> **Directive**: Copy all lines of the listing that include the string "числе".

— BEGIN Supplied data —

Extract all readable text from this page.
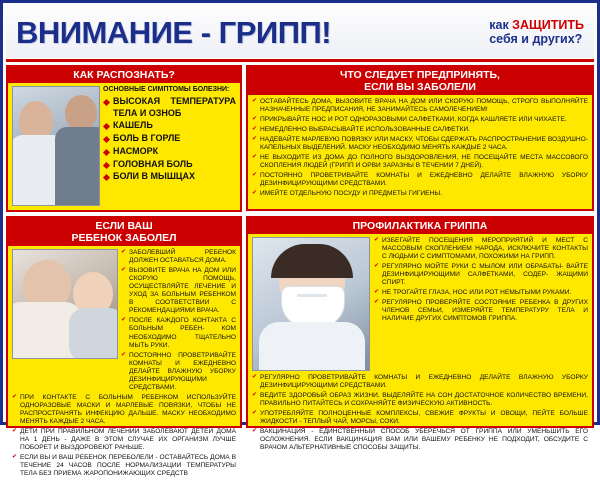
ВНИМАНИЕ - ГРИПП!	как ЗАЩИТИТЬ
себя и других?
КАК РАСПОЗНАТЬ?
ОСНОВНЫЕ СИМПТОМЫ БОЛЕЗНИ:
ВЫСОКАЯ ТЕМПЕРАТУРА ТЕЛА И ОЗНОБ
КАШЕЛЬ
БОЛЬ В ГОРЛЕ
НАСМОРК
ГОЛОВНАЯ БОЛЬ
БОЛИ В МЫШЦАХ
ЧТО СЛЕДУЕТ ПРЕДПРИНЯТЬ,
ЕСЛИ ВЫ ЗАБОЛЕЛИ
✔ ОСТАВАЙТЕСЬ ДОМА, ВЫЗОВИТЕ ВРАЧА НА ДОМ ИЛИ СКОРУЮ ПОМОЩЬ, СТРОГО ВЫПОЛНЯЙТЕ НАЗНАЧЕННЫЕ ПРЕДПИСАНИЯ, НЕ ЗАНИМАЙТЕСЬ САМОЛЕЧЕНИЕМ!
✔ ПРИКРЫВАЙТЕ НОС И РОТ ОДНОРАЗОВЫМИ САЛФЕТКАМИ, КОГДА КАШЛЯЕТЕ ИЛИ ЧИХАЕТЕ.
✔ НЕМЕДЛЕННО ВЫБРАСЫВАЙТЕ ИСПОЛЬЗОВАННЫЕ САЛФЕТКИ.
✔ НАДЕВАЙТЕ МАРЛЕВУЮ ПОВЯЗКУ ИЛИ МАСКУ, ЧТОБЫ СДЕРЖАТЬ РАСПРОСТРАНЕНИЕ ВОЗДУШНО-КАПЕЛЬНЫХ ВЫДЕЛЕНИЙ. МАСКУ НЕОБХОДИМО МЕНЯТЬ КАЖДЫЕ 2 ЧАСА.
✔ НЕ ВЫХОДИТЕ ИЗ ДОМА ДО ПОЛНОГО ВЫЗДОРОВЛЕНИЯ, НЕ ПОСЕЩАЙТЕ МЕСТА МАССОВОГО СКОПЛЕНИЯ ЛЮДЕЙ (ГРИПП И ОРВИ ЗАРАЗНЫ В ТЕЧЕНИИ 7 ДНЕЙ).
✔ ПОСТОЯННО ПРОВЕТРИВАЙТЕ КОМНАТЫ И ЕЖЕДНЕВНО ДЕЛАЙТЕ ВЛАЖНУЮ УБОРКУ ДЕЗИНФИЦИРУЮЩИМИ СРЕДСТВАМИ.
✔ ИМЕЙТЕ ОТДЕЛЬНУЮ ПОСУДУ И ПРЕДМЕТЫ ГИГИЕНЫ.
ЕСЛИ ВАШ
РЕБЕНОК ЗАБОЛЕЛ
✔ ЗАБОЛЕВШИЙ РЕБЕНОК ДОЛЖЕН ОСТАВАТЬСЯ ДОМА.
✔ ВЫЗОВИТЕ ВРАЧА НА ДОМ ИЛИ СКОРУЮ ПОМОЩЬ, ОСУЩЕСТВЛЯЙТЕ ЛЕЧЕНИЕ И УХОД ЗА БОЛЬНЫМ РЕБЕНКОМ В СООТВЕТСТВИИ С РЕКОМЕНДАЦИЯМИ ВРАЧА.
✔ ПОСЛЕ КАЖДОГО КОНТАКТА С БОЛЬНЫМ РЕБЕН- КОМ НЕОБХОДИМО ТЩАТЕЛЬНО МЫТЬ РУКИ.
✔ ПОСТОЯННО ПРОВЕТРИВАЙТЕ КОМНАТЫ И ЕЖЕДНЕВНО ДЕЛАЙТЕ ВЛАЖНУЮ УБОРКУ ДЕЗИНФИЦИРУЮЩИМИ СРЕДСТВАМИ.
✔ ПРИ КОНТАКТЕ С БОЛЬНЫМ РЕБЕНКОМ ИСПОЛЬЗУЙТЕ ОДНОРАЗОВЫЕ МАСКИ И МАРЛЕВЫЕ ПОВЯЗКИ, ЧТОБЫ НЕ РАСПРОСТРАНЯТЬ ИНФЕКЦИЮ ДАЛЬШЕ. МАСКУ НЕОБХОДИМО МЕНЯТЬ КАЖДЫЕ 2 ЧАСА.
✔ ДЕТИ ПРИ ПРАВИЛЬНОМ ЛЕЧЕНИИ ЗАБОЛЕВАЮТ ДЕТЕЙ ДОМА НА 1 ДЕНЬ - ДАЖЕ В ЭТОМ СЛУЧАЕ ИХ ОРГАНИЗМ ЛУЧШЕ ПОБОРЕТ И ВЫЗДОРОВЕЮТ РАНЬШЕ.
✔ ЕСЛИ ВЫ И ВАШ РЕБЕНОК ПЕРЕБОЛЕЛИ - ОСТАВАЙТЕСЬ ДОМА В ТЕЧЕНИЕ 24 ЧАСОВ ПОСЛЕ НОРМАЛИЗАЦИИ ТЕМПЕРАТУРЫ ТЕЛА БЕЗ ПРИЕМА ЖАРОПОНИЖАЮЩИХ СРЕДСТВ
ПРОФИЛАКТИКА ГРИППА
✔ ИЗБЕГАЙТЕ ПОСЕЩЕНИЯ МЕРОПРИЯТИЙ И МЕСТ С МАССОВЫМ СКОПЛЕНИЕМ НАРОДА, ИСКЛЮЧИТЕ КОНТАКТЫ С ЛЮДЬМИ С СИМПТОМАМИ, ПОХОЖИМИ НА ГРИПП.
✔ РЕГУЛЯРНО МОЙТЕ РУКИ С МЫЛОМ ИЛИ ОБРАБАТЫ- ВАЙТЕ ДЕЗИНФИЦИРУЮЩИМИ САЛФЕТКАМИ, СОДЕР- ЖАЩИМИ СПИРТ.
✔ НЕ ТРОГАЙТЕ ГЛАЗА, НОС ИЛИ РОТ НЕМЫТЫМИ РУКАМИ.
✔ РЕГУЛЯРНО ПРОВЕРЯЙТЕ СОСТОЯНИЕ РЕБЕНКА В ДРУГИХ ЧЛЕНОВ СЕМЬИ, ИЗМЕРЯЙТЕ ТЕМПЕРАТУРУ ТЕЛА И НАЛИЧИЕ ДРУГИХ СИМПТОМОВ ГРИППА.
✔ РЕГУЛЯРНО ПРОВЕТРИВАЙТЕ КОМНАТЫ И ЕЖЕДНЕВНО ДЕЛАЙТЕ ВЛАЖНУЮ УБОРКУ ДЕЗИНФИЦИРУЮЩИМИ СРЕДСТВАМИ.
✔ ВЕДИТЕ ЗДОРОВЫЙ ОБРАЗ ЖИЗНИ, ВЫДЕЛЯЙТЕ НА СОН ДОСТАТОЧНОЕ КОЛИЧЕСТВО ВРЕМЕНИ, ПРАВИЛЬНО ПИТАЙТЕСЬ И СОХРАНЯЙТЕ ФИЗИЧЕСКУЮ АКТИВНОСТЬ.
✔ УПОТРЕБЛЯЙТЕ ПОЛНОЦЕННЫЕ КОМПЛЕКСЫ, СВЕЖИЕ ФРУКТЫ И ОВОЩИ, ПЕЙТЕ БОЛЬШЕ ЖИДКОСТИ - ТЕПЛЫЙ ЧАЙ, МОРСЫ, СОКИ.
✔ ВАКЦИНАЦИЯ - ЕДИНСТВЕННЫЙ СПОСОБ УБЕРЕЧЬСЯ ОТ ГРИППА ИЛИ УМЕНЬШИТЬ ЕГО ОСЛОЖНЕНИЯ. ЕСЛИ ВАКЦИНАЦИЯ ВАМ ИЛИ ВАШЕМУ РЕБЕНКУ НЕ ПОДХОДИТ, ОБСУДИТЕ С ВРАЧОМ АЛЬТЕРНАТИВНЫЕ СПОСОБЫ ЗАЩИТЫ.
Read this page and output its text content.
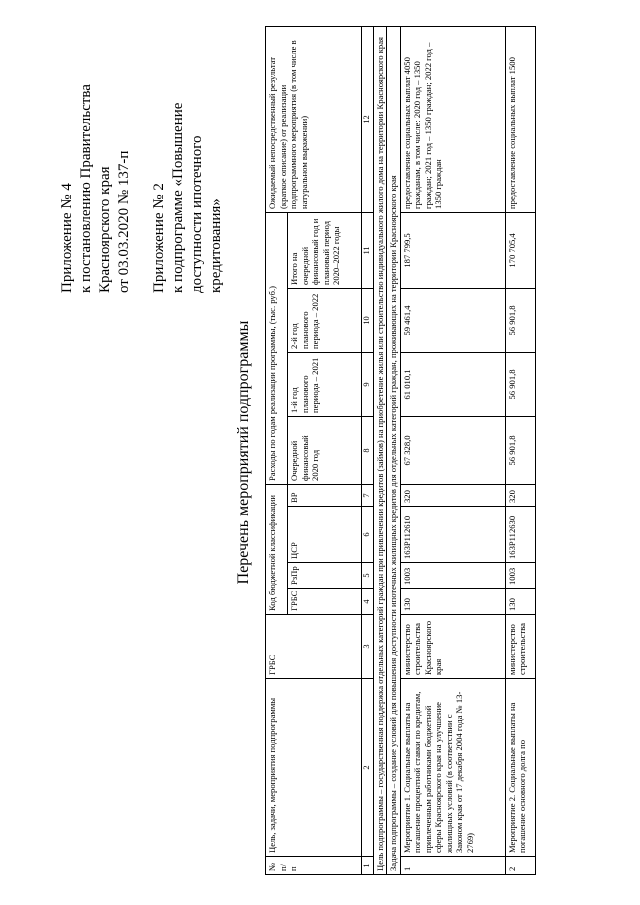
Приложение № 4 к постановлению Правительства Красноярского края от 03.03.2020 № 137-п Приложение № 2 к подпрограмме «Повышение доступности ипотечного кредитования»
Перечень мероприятий подпрограммы
№ п/п	Цель, задачи, мероприятия подпрограммы	ГРБС	Код бюджетной классификации				Расходы по годам реализации программы, (тыс. руб.)				Ожидаемый непосредственный результат (краткое описание) от реализации подпрограммного мероприятия (в том числе в натуральном выражении)
			ГРБС	РзПр	ЦСР	ВР	Очередной финансовый 2020 год	1-й год планового периода – 2021	2-й год планового периода – 2022	Итого на очередной финансовый год и плановый период 2020–2022 годы	

1	2	3	4	5	6	7	8	9	10	11	12
Цель подпрограммы – государственная поддержка отдельных категорий граждан при привлечении кредитов (займов) на приобретение жилья или строительство индивидуального жилого дома на территории Красноярского края											
Задача подпрограммы – создание условий для повышения доступности ипотечных жилищных кредитов для отдельных категорий граждан, проживающих на территории Красноярского края											
1	Мероприятие 1. Социальные выплаты на погашение процентной ставки по кредитам, привлеченным работниками бюджетной сферы Красноярского края на улучшение жилищных условий (в соответствии с Законом края от 17 декабря 2004 года № 13-2769)	министерство строительства Красноярского края	130	1003	163Р112610	320	67 328,0	61 010,1	59 461,4	187 799,5	предоставление социальных выплат 4050 гражданам, в том числе: 2020 год – 1350 граждан; 2021 год – 1350 граждан; 2022 год – 1350 граждан
2	Мероприятие 2. Социальные выплаты на погашение основного долга по	министерство строительства	130	1003	163Р112630	320	56 901,8	56 901,8	56 901,8	170 705,4	предоставление социальных выплат 1500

— END Supplied data —

> **Expected answer**:
№ п/п	Цель, задачи, мероприятия подпрограммы	ГРБС	Код бюджетной классификации				Расходы по годам реализации программы, (тыс. руб.)				Ожидаемый непосредственный результат (краткое описание) от реализации подпрограммного мероприятия (в том числе в натуральном выражении)
1	Мероприятие 1. Социальные выплаты на погашение процентной ставки по кредитам, привлеченным работниками бюджетной сферы Красноярского края на улучшение жилищных условий (в соответствии с Законом края от 17 декабря 2004 года № 13-2769)	министерство строительства Красноярского края	130	1003	163Р112610	320	67 328,0	61 010,1	59 461,4	187 799,5	предоставление социальных выплат 4050 гражданам, в том числе: 2020 год – 1350 граждан; 2021 год – 1350 граждан; 2022 год – 1350 граждан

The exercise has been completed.